TASK REQUIREMENTS: Report every line from the material that contains the word "executed".

EXERCISE INPUTS:
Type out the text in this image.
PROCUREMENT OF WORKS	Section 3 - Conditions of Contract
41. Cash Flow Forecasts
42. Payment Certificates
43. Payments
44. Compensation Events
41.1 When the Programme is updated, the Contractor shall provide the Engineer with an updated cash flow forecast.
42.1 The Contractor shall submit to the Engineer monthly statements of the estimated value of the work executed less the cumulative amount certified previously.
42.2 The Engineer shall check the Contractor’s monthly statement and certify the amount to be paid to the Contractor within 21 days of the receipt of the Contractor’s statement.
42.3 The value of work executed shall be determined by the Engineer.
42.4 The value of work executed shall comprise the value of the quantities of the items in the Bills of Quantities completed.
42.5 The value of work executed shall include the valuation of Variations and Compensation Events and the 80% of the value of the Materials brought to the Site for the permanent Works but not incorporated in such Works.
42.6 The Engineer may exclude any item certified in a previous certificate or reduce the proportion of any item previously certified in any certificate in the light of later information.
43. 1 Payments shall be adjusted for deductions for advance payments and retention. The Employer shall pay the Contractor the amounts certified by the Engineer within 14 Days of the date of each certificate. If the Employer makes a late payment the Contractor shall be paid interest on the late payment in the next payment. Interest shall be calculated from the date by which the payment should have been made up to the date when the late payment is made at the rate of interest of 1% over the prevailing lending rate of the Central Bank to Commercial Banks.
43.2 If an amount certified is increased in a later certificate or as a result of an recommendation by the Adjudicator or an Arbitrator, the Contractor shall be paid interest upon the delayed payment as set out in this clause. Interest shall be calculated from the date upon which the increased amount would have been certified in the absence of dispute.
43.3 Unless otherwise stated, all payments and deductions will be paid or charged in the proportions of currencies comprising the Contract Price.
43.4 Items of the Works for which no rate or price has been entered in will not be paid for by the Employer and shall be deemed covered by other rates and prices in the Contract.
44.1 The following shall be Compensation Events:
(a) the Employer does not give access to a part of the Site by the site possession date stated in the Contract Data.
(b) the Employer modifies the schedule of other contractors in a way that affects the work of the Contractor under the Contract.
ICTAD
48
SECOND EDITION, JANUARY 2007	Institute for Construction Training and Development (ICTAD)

TASK RESULT:
42.1 The Contractor shall submit to the Engineer monthly statements of the estimated value of the work executed less the cumulative amount certified previously.
42.3 The value of work executed shall be determined by the Engineer.
42.4 The value of work executed shall comprise the value of the quantities of the items in the Bills of Quantities completed.
42.5 The value of work executed shall include the valuation of Variations and Compensation Events and the 80% of the value of the Materials brought to the Site for the permanent Works but not incorporated in such Works.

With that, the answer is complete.